* THE REQUEST
Count every line below that contains "услуг", then state the total with no other output.

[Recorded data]
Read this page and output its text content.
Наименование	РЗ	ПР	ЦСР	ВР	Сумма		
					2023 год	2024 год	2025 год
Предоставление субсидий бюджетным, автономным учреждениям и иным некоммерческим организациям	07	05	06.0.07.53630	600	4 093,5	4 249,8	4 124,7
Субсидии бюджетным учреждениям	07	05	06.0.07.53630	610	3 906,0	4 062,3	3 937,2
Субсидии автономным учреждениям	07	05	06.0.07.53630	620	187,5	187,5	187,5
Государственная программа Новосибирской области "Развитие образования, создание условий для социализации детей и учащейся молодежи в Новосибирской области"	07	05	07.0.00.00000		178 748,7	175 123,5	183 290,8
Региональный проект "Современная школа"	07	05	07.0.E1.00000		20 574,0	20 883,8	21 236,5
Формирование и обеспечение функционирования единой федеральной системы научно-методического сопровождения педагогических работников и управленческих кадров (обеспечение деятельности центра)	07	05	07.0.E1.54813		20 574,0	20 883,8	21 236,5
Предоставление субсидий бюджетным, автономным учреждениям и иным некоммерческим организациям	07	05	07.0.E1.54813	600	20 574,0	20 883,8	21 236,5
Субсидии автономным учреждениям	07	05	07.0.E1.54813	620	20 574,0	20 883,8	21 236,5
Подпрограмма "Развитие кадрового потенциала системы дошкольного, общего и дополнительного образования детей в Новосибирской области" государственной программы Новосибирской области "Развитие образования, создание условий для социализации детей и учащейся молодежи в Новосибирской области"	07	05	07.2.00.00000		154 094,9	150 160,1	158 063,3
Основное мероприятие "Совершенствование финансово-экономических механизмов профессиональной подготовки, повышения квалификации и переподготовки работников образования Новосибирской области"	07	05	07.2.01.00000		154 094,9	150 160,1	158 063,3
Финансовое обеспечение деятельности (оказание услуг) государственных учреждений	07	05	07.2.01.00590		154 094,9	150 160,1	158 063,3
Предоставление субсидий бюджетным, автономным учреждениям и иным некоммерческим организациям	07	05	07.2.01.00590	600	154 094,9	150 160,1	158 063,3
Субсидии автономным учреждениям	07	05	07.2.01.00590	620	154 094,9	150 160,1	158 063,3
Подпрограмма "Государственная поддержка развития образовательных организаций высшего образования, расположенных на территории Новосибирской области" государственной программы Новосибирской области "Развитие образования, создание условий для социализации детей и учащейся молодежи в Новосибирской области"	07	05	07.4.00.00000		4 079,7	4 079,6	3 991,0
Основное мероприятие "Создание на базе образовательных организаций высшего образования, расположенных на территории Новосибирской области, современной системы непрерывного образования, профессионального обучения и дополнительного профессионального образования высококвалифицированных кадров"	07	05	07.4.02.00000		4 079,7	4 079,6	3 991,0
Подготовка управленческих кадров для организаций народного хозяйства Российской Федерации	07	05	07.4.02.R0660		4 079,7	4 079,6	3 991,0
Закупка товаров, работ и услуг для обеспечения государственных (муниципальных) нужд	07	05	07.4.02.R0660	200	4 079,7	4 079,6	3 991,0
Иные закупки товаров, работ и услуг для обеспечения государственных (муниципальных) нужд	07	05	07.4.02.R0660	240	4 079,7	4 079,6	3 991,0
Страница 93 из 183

* EXPECTED ANSWER
3